**TASK OBJECTIVE**
Count how many lines hold the string "سيناء". Answer with that number and nothing more.
══════════
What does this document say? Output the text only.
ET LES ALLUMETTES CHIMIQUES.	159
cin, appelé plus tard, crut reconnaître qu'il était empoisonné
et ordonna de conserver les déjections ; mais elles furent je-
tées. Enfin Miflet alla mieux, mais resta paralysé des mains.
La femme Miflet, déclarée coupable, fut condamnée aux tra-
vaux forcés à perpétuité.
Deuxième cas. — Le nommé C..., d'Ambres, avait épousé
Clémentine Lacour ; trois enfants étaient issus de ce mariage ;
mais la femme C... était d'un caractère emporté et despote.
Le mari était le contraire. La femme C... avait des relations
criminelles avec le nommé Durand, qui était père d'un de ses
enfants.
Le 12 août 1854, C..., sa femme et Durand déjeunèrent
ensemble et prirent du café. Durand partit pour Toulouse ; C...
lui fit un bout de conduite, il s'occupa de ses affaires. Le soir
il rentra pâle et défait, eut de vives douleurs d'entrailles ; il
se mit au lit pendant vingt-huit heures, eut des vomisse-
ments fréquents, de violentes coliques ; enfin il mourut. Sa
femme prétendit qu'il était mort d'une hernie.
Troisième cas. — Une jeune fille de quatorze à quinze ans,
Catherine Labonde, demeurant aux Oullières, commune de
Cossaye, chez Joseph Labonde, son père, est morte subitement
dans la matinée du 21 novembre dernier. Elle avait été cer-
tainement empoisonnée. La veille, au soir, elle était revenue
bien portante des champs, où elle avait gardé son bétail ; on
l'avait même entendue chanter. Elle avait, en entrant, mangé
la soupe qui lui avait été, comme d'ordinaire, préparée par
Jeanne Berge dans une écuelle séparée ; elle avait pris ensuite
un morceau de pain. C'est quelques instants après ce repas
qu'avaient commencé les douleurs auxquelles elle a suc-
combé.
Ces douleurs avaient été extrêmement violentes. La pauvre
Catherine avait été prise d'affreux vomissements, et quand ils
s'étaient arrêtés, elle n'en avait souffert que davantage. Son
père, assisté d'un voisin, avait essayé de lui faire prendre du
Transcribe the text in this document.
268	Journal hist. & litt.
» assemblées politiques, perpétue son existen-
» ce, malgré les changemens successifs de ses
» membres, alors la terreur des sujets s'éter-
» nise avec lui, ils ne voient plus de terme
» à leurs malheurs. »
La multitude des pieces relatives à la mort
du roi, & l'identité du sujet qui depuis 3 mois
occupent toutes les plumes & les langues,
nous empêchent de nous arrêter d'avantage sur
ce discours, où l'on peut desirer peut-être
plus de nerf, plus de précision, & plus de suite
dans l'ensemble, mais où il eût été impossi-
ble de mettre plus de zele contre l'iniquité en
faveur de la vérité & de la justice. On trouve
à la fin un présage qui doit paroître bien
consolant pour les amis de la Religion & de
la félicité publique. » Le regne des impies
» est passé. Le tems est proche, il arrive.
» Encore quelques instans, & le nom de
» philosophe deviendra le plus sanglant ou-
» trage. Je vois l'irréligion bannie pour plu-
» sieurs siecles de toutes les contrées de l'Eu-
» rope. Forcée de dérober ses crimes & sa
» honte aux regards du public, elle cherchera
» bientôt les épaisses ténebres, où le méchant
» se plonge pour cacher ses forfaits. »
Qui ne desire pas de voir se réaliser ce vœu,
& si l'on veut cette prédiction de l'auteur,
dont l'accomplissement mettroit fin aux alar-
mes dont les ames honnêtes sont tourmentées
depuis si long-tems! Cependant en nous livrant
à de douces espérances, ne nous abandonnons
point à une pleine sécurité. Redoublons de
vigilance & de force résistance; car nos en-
══════════
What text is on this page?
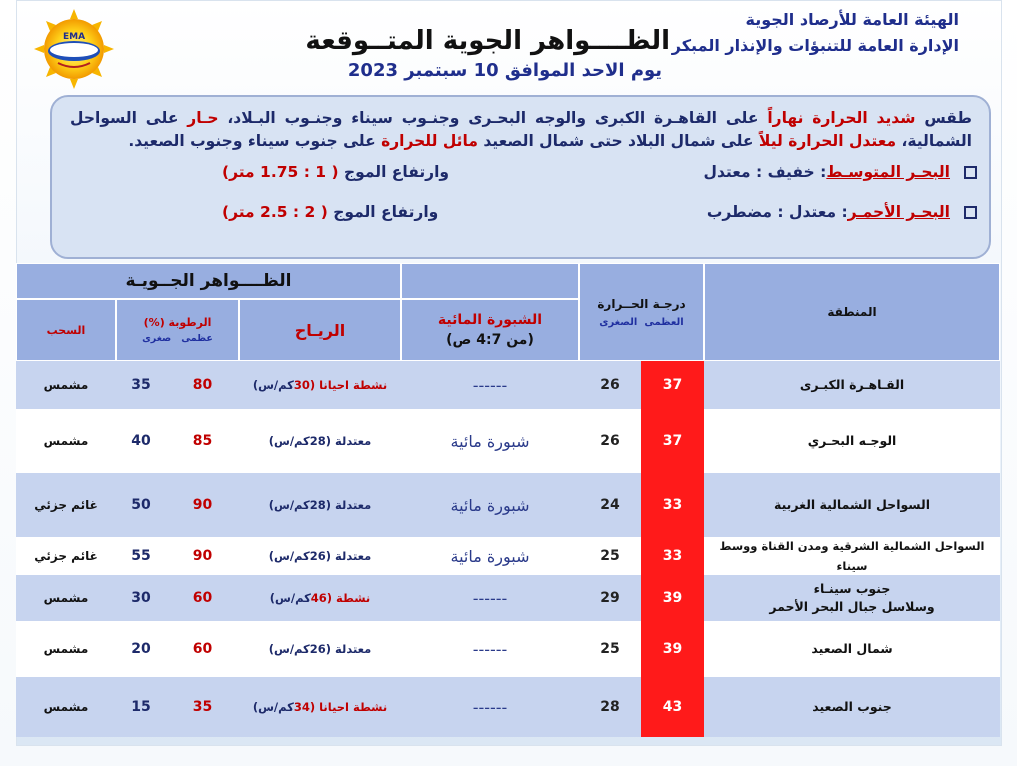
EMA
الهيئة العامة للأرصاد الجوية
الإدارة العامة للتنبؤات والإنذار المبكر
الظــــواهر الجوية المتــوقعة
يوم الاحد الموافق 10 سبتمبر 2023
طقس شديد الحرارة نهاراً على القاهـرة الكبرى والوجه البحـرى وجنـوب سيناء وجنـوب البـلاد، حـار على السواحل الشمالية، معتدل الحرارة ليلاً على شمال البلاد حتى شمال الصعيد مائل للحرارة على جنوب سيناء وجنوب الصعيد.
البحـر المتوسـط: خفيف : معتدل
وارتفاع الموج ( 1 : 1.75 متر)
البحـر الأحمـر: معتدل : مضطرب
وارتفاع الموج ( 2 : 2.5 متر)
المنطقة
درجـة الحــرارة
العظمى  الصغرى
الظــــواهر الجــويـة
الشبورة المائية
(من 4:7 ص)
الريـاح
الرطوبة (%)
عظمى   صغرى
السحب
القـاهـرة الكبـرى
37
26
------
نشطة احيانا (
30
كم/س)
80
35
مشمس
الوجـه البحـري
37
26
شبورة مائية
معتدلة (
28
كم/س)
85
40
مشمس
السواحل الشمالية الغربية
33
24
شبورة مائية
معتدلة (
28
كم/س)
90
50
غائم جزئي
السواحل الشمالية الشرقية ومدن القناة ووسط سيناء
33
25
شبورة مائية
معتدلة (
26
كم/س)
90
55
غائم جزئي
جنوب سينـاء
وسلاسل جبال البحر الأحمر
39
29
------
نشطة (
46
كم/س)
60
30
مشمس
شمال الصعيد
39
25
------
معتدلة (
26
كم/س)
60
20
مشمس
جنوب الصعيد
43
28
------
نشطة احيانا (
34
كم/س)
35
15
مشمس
══════════
**ANSWER TO THIS PROBLEM**
2